■ Work to complete
Reproduce the listing below line for line, without changing a single character.

■ Exercise materials
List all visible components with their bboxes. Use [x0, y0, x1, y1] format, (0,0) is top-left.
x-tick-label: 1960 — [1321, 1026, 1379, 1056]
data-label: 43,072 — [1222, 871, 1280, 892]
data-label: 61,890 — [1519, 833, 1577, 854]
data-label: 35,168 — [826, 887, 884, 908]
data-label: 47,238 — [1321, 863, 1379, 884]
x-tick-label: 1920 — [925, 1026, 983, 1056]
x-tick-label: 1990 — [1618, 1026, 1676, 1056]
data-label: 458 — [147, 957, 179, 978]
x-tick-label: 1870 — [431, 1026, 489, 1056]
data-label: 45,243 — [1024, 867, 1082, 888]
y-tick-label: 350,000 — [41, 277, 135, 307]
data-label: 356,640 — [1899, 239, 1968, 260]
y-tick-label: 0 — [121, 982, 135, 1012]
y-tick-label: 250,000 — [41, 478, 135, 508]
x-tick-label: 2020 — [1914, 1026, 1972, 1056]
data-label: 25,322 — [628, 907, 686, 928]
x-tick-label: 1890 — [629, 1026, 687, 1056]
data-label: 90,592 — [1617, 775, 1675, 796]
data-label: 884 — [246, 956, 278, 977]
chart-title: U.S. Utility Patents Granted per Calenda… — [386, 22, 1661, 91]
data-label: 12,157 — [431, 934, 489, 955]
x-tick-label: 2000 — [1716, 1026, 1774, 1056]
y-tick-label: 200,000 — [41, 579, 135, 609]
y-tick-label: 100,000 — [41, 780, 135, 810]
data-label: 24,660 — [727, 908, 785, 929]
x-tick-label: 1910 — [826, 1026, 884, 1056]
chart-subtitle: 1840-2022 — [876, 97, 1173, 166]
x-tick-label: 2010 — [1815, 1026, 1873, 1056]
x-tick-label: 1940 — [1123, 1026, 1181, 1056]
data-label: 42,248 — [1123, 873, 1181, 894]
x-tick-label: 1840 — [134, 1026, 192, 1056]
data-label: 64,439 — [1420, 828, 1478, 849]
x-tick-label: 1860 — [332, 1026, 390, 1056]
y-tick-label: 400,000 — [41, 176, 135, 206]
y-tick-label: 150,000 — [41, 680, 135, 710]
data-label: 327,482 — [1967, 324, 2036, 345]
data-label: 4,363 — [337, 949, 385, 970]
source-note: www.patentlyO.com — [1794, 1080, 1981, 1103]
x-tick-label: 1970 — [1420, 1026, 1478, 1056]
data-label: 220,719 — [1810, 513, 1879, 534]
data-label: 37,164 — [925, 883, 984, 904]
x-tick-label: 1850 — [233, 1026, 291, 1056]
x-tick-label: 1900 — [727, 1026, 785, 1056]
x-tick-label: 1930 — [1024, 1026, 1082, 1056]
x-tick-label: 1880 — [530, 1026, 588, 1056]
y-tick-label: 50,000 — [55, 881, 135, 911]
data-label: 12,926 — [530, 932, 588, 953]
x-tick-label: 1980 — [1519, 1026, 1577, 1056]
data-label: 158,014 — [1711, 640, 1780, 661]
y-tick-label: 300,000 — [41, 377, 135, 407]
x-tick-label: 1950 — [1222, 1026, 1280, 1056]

■ Worked solution
List all visible components with their bboxes. Use [x0, y0, x1, y1] format, (0,0) is top-left.
x-tick-label: 1960 — [1321, 1026, 1379, 1056]
data-label: 43,072 — [1222, 871, 1280, 892]
data-label: 61,890 — [1519, 833, 1577, 854]
data-label: 35,168 — [826, 887, 884, 908]
data-label: 47,238 — [1321, 863, 1379, 884]
x-tick-label: 1920 — [925, 1026, 983, 1056]
x-tick-label: 1990 — [1618, 1026, 1676, 1056]
data-label: 458 — [147, 957, 179, 978]
x-tick-label: 1870 — [431, 1026, 489, 1056]
data-label: 45,243 — [1024, 867, 1082, 888]
y-tick-label: 350,000 — [41, 277, 135, 307]
data-label: 356,640 — [1899, 239, 1968, 260]
y-tick-label: 0 — [121, 982, 135, 1012]
y-tick-label: 250,000 — [41, 478, 135, 508]
x-tick-label: 2020 — [1914, 1026, 1972, 1056]
data-label: 25,322 — [628, 907, 686, 928]
x-tick-label: 1890 — [629, 1026, 687, 1056]
data-label: 90,592 — [1617, 775, 1675, 796]
data-label: 884 — [246, 956, 278, 977]
chart-title: U.S. Utility Patents Granted per Calenda… — [386, 22, 1661, 91]
data-label: 12,157 — [431, 934, 489, 955]
x-tick-label: 2000 — [1716, 1026, 1774, 1056]
y-tick-label: 200,000 — [41, 579, 135, 609]
y-tick-label: 100,000 — [41, 780, 135, 810]
data-label: 24,660 — [727, 908, 785, 929]
x-tick-label: 1910 — [826, 1026, 884, 1056]
chart-subtitle: 1840-2022 — [876, 97, 1173, 166]
x-tick-label: 2010 — [1815, 1026, 1873, 1056]
x-tick-label: 1940 — [1123, 1026, 1181, 1056]
data-label: 42,248 — [1123, 873, 1181, 894]
x-tick-label: 1840 — [134, 1026, 192, 1056]
data-label: 64,439 — [1420, 828, 1478, 849]
x-tick-label: 1860 — [332, 1026, 390, 1056]
y-tick-label: 400,000 — [41, 176, 135, 206]
y-tick-label: 150,000 — [41, 680, 135, 710]
data-label: 327,482 — [1967, 324, 2036, 345]
data-label: 4,363 — [337, 949, 385, 970]
source-note: www.patentlyO.com — [1794, 1080, 1981, 1103]
x-tick-label: 1970 — [1420, 1026, 1478, 1056]
data-label: 220,719 — [1810, 513, 1879, 534]
data-label: 37,164 — [925, 883, 984, 904]
x-tick-label: 1850 — [233, 1026, 291, 1056]
x-tick-label: 1900 — [727, 1026, 785, 1056]
x-tick-label: 1930 — [1024, 1026, 1082, 1056]
x-tick-label: 1880 — [530, 1026, 588, 1056]
y-tick-label: 50,000 — [55, 881, 135, 911]
data-label: 12,926 — [530, 932, 588, 953]
x-tick-label: 1980 — [1519, 1026, 1577, 1056]
data-label: 158,014 — [1711, 640, 1780, 661]
y-tick-label: 300,000 — [41, 377, 135, 407]
x-tick-label: 1950 — [1222, 1026, 1280, 1056]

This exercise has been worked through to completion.